## GIVEN REQUEST
Can you output the records below exactly as they are written?

[Dataset items]
+ + + + + + +

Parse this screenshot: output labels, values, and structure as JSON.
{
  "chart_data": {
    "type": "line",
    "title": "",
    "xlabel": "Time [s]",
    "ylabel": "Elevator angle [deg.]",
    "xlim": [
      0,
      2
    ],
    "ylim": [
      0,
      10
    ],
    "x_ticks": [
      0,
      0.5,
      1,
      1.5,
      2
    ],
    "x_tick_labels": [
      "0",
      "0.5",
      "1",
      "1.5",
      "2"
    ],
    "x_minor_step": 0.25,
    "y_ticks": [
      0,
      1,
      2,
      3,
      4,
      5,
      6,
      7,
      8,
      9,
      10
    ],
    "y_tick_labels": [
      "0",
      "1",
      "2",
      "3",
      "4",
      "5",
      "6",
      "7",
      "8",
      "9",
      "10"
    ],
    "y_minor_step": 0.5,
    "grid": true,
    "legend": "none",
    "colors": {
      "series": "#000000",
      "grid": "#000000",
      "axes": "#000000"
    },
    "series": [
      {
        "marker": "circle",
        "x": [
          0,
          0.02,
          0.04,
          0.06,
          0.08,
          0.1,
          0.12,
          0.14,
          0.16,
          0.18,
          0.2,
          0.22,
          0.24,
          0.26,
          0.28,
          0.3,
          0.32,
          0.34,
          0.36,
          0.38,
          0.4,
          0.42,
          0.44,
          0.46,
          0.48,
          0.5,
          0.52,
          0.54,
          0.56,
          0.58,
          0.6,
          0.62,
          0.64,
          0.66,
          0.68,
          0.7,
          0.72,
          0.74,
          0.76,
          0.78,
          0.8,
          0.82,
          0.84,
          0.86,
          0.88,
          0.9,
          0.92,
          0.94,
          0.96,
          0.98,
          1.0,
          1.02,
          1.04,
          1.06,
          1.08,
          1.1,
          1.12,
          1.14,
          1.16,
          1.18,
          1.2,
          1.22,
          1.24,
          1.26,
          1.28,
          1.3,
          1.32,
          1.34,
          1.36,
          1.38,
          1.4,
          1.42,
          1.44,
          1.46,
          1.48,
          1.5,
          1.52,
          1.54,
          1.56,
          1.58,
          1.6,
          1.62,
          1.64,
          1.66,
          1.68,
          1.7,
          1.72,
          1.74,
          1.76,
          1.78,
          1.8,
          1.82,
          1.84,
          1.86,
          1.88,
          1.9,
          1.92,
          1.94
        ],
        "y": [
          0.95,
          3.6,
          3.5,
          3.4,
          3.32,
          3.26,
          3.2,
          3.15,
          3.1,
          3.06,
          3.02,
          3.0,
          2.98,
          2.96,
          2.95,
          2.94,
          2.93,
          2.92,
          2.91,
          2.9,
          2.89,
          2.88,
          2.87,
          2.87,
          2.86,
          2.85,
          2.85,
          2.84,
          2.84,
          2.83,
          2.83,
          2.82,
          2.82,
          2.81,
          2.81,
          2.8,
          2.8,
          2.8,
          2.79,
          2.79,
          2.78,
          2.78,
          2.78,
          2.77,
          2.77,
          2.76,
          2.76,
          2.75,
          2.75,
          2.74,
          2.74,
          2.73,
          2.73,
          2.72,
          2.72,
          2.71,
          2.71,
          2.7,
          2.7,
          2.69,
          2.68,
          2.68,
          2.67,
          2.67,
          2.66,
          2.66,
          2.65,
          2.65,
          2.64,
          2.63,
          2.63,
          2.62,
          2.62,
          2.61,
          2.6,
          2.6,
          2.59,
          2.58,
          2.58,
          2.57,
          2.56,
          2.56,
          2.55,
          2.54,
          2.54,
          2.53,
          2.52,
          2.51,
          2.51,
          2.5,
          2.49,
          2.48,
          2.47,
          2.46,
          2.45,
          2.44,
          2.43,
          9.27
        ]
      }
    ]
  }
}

+ + + + + + +

## WRITTEN SOLUTION
Parse this screenshot: output labels, values, and structure as JSON.
{
  "chart_data": {
    "type": "line",
    "title": "",
    "xlabel": "Time [s]",
    "ylabel": "Elevator angle [deg.]",
    "xlim": [
      0,
      2
    ],
    "ylim": [
      0,
      10
    ],
    "x_ticks": [
      0,
      0.5,
      1,
      1.5,
      2
    ],
    "x_tick_labels": [
      "0",
      "0.5",
      "1",
      "1.5",
      "2"
    ],
    "x_minor_step": 0.25,
    "y_ticks": [
      0,
      1,
      2,
      3,
      4,
      5,
      6,
      7,
      8,
      9,
      10
    ],
    "y_tick_labels": [
      "0",
      "1",
      "2",
      "3",
      "4",
      "5",
      "6",
      "7",
      "8",
      "9",
      "10"
    ],
    "y_minor_step": 0.5,
    "grid": true,
    "legend": "none",
    "colors": {
      "series": "#000000",
      "grid": "#000000",
      "axes": "#000000"
    },
    "series": [
      {
        "marker": "circle",
        "x": [
          0,
          0.02,
          0.04,
          0.06,
          0.08,
          0.1,
          0.12,
          0.14,
          0.16,
          0.18,
          0.2,
          0.22,
          0.24,
          0.26,
          0.28,
          0.3,
          0.32,
          0.34,
          0.36,
          0.38,
          0.4,
          0.42,
          0.44,
          0.46,
          0.48,
          0.5,
          0.52,
          0.54,
          0.56,
          0.58,
          0.6,
          0.62,
          0.64,
          0.66,
          0.68,
          0.7,
          0.72,
          0.74,
          0.76,
          0.78,
          0.8,
          0.82,
          0.84,
          0.86,
          0.88,
          0.9,
          0.92,
          0.94,
          0.96,
          0.98,
          1.0,
          1.02,
          1.04,
          1.06,
          1.08,
          1.1,
          1.12,
          1.14,
          1.16,
          1.18,
          1.2,
          1.22,
          1.24,
          1.26,
          1.28,
          1.3,
          1.32,
          1.34,
          1.36,
          1.38,
          1.4,
          1.42,
          1.44,
          1.46,
          1.48,
          1.5,
          1.52,
          1.54,
          1.56,
          1.58,
          1.6,
          1.62,
          1.64,
          1.66,
          1.68,
          1.7,
          1.72,
          1.74,
          1.76,
          1.78,
          1.8,
          1.82,
          1.84,
          1.86,
          1.88,
          1.9,
          1.92,
          1.94
        ],
        "y": [
          0.95,
          3.6,
          3.5,
          3.4,
          3.32,
          3.26,
          3.2,
          3.15,
          3.1,
          3.06,
          3.02,
          3.0,
          2.98,
          2.96,
          2.95,
          2.94,
          2.93,
          2.92,
          2.91,
          2.9,
          2.89,
          2.88,
          2.87,
          2.87,
          2.86,
          2.85,
          2.85,
          2.84,
          2.84,
          2.83,
          2.83,
          2.82,
          2.82,
          2.81,
          2.81,
          2.8,
          2.8,
          2.8,
          2.79,
          2.79,
          2.78,
          2.78,
          2.78,
          2.77,
          2.77,
          2.76,
          2.76,
          2.75,
          2.75,
          2.74,
          2.74,
          2.73,
          2.73,
          2.72,
          2.72,
          2.71,
          2.71,
          2.7,
          2.7,
          2.69,
          2.68,
          2.68,
          2.67,
          2.67,
          2.66,
          2.66,
          2.65,
          2.65,
          2.64,
          2.63,
          2.63,
          2.62,
          2.62,
          2.61,
          2.6,
          2.6,
          2.59,
          2.58,
          2.58,
          2.57,
          2.56,
          2.56,
          2.55,
          2.54,
          2.54,
          2.53,
          2.52,
          2.51,
          2.51,
          2.5,
          2.49,
          2.48,
          2.47,
          2.46,
          2.45,
          2.44,
          2.43,
          9.27
        ]
      }
    ]
  }
}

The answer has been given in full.